* [Excerpted records]:

--*--

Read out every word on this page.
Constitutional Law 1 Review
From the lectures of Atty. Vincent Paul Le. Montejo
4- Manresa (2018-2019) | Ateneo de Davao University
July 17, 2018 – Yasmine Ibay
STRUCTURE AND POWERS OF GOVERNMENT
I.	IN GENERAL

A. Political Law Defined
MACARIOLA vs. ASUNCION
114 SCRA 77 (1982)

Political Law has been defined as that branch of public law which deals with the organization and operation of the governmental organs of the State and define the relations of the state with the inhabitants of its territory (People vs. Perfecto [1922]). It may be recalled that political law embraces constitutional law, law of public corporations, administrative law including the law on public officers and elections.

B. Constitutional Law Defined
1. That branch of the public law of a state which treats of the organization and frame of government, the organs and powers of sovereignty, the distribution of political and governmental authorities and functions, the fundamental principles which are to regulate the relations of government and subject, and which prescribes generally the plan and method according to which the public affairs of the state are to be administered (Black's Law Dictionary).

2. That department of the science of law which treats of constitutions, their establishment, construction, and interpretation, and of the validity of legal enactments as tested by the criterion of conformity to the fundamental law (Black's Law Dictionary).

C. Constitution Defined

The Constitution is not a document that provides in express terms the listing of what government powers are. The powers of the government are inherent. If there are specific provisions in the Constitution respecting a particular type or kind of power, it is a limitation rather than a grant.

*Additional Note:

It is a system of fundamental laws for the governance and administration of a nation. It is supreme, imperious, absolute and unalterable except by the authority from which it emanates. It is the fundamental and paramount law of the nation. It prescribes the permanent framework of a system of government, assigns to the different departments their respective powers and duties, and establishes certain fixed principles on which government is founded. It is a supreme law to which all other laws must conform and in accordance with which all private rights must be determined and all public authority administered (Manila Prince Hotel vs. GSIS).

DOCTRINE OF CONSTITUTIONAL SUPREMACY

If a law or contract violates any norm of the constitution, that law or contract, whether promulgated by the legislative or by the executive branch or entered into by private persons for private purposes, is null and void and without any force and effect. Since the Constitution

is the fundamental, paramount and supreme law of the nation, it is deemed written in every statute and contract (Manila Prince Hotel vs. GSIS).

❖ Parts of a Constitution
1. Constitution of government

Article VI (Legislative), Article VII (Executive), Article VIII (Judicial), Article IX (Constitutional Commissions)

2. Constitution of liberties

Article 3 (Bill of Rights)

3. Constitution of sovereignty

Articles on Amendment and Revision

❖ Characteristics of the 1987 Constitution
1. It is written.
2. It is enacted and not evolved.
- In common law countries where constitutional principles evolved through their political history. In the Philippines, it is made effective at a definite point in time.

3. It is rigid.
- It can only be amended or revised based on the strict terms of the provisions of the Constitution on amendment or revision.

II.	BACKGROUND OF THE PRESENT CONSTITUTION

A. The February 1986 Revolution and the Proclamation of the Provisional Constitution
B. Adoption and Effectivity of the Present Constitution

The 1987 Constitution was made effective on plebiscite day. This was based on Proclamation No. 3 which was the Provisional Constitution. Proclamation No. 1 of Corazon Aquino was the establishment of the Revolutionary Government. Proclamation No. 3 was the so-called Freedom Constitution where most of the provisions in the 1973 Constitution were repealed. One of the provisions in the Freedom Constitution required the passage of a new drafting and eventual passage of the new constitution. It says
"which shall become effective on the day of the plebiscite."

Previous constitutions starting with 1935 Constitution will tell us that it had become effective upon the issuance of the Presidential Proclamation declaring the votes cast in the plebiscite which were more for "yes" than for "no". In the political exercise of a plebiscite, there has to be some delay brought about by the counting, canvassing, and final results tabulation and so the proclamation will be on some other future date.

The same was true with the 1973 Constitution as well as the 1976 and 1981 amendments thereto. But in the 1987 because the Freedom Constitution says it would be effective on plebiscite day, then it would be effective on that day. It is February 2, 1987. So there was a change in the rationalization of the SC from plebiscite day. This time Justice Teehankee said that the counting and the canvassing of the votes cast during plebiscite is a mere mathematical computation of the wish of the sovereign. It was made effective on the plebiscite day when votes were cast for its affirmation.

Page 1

--*--

* [Direction]: Report each line in the preceding entries that holds the string "establishment".

* [Task answer]:
2. That department of the science of law which treats of constitutions, their establishment, construction, and interpretation, and of the validity of legal enactments as tested by the criterion of conformity to the fundamental law (Black's Law Dictionary).
The 1987 Constitution was made effective on plebiscite day. This was based on Proclamation No. 3 which was the Provisional Constitution. Proclamation No. 1 of Corazon Aquino was the establishment of the Revolutionary Government. Proclamation No. 3 was the so-called Freedom Constitution where most of the provisions in the 1973 Constitution were repealed. One of the provisions in the Freedom Constitution required the passage of a new drafting and eventual passage of the new constitution. It says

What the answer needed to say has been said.